*THE TASKS*:
- 1) Decide whether each statement below agrees with the piece on Virginia's ethics commission, answering yes or no and quoting the deciding words from it: (a) the commission McAuliffe created has ten members; (b) Rick Boucher is the Republican co-leader of the commission; (c) the McDonnell verdict was returned by a state jury.
- 2) Carry on the piece on Virginia's ethics commission, picking up right after its final sentence.

** BEGIN PASSAGE GIVEN **

Good Luck With McAuliffe’s Ethics Panel

Image: Verdict Reached In Corruption Trial Of Former Virginia Governor McDonnell And His WifeBy Peter Galuszka

Despite the obvious need, Virginia still has done very little to address its monumental problems with ethics reform. The latest endeavor was announced yesterday by Gov. Terry McAuliffe, but it seems too much like just another panel.

And panel it is. McAuliffe has created the 10-member Commission to Ensure Integrity and Public Confidence in State Government. The good news is that it is bipartisan and seems filled with reasonable people, including Christopher Howard, president of Hampden-Sydney College and Sharon Bulova, chairwoman of the Fairfax County Board of Supervisors.

Leading it will be for Lt .Gov. Bill Bolling, a Republican who has shown good sense in recent years and got screwed over by party hardliners who maneuvered to get former Atty. Gen. Kenneth Cuccinelli, a wild man, to run and lose in the 2013 governor’s race. His Democratic counterpart will be Rick Boucher, a former legislator from southwest Virginia.

The plan is to present a package of reforms that will deal with gift-giving and donations to politicians, and redistricting, or possibly redesigning some districts away from the madness that some, and mostly Republican legislators have created.

The impetus, naturally, is the first-ever conviction of a governor for corruption. Three weeks ago, a federal jury gave a resounding “guilty” on felony charges against Robert F. McDonnell and his wife Maureen. The U.S. Justice Department stepped in because Virginia’s state ethics laws were so ridiculously lax no one could ever have made the case. There had been lots of “gee, I don’t see a smoking gun” jabber on this blog and elsewhere, but, hey, why not poll the jury?

** END PASSAGE GIVEN **
** BEGIN MATERIAL **

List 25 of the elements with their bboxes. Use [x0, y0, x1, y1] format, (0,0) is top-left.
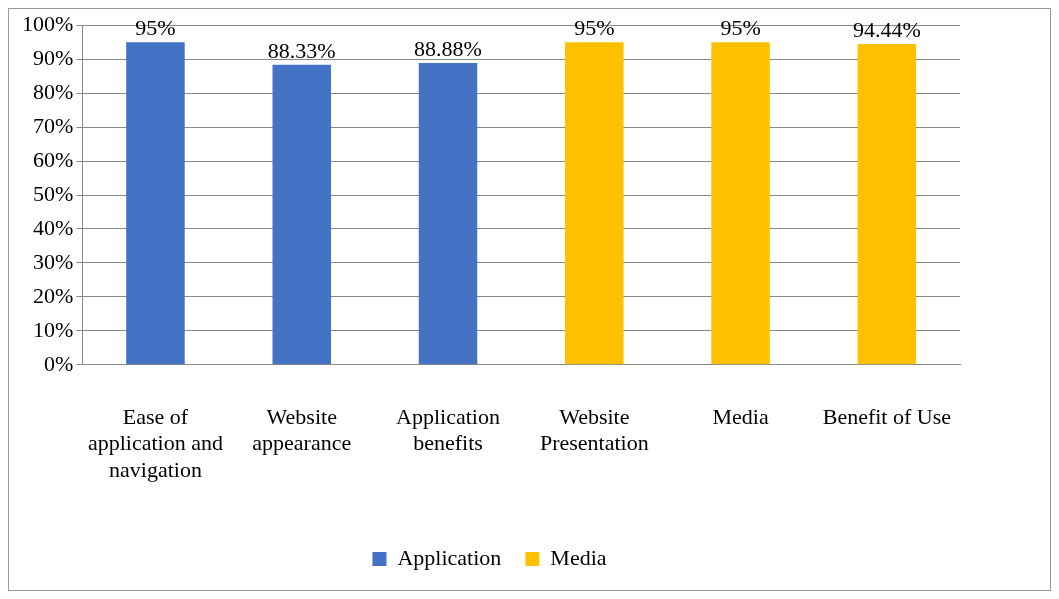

** END MATERIAL **

*RESPONSES*:
- 1)
(a) Yes: "the 10-member Commission to Ensure Integrity and Public Confidence in State Government"
(b) No: "His Democratic counterpart will be Rick Boucher"
(c) No: "a federal jury gave a resounding “guilty”"

- 2)
Just as the McDonnells were being indicted last January, the 2014 General Assembly considered ethics reform but did squat. It made accepting more than $250 in gifts verboten and expanded disclosure requirements to immediate family but the Republican-led led legislature left in a pile of loopholes. “Intangible” gifts, such as African safaris or trips to the Masters golf tournament are A-OK.

What’s needed is a real ethics commission with subpoena power. McAuliffe’s action was quickly derided by such leading lights of ethics reform as House Speaker Bill Howell and Senate Majority Leader Thomas K. Norment. These two Ayatollahs of the Status Quo claimed that McAuliffe was a “latecomer” to an issue that they obviously have done nothing to improve despite their many years in office.

GOP Party Boss Pat Mullins took an irrelevant swipe at McAuliffe’s perceived ethics problems long before he was even governor.

Redistricting is just as important as ethics and I’m glad it is being addressed. Many Virginia districts have been gerrymandered to keep a particular party in office in ways that  protect the status quo and prevent change. Of 100 House of Delegates races in 2013, “only 12 to 14 were competitive,” notes Leigh Middleditch Jr., a Charlottesville lawyer and a founder of the Sorenson Institute for Political Leadership at the University of Virginia, told me earlier this year.

Stephen Farnsworth, a political analyst at the University of Mary Washington, has studied gerrymandering for years and believes it negates general elections in favor of party primaries where a handful of hard right radicals can dominate.

This is especially true in some rural districts where tiny cadres of activists, again mostly Republicans, dominate the picks for primaries. It doesn’t matter what the general public thinks or wants. A narrow minority worms its way in power and becomes beholden not necessarily to the party overall, but a little slice of it.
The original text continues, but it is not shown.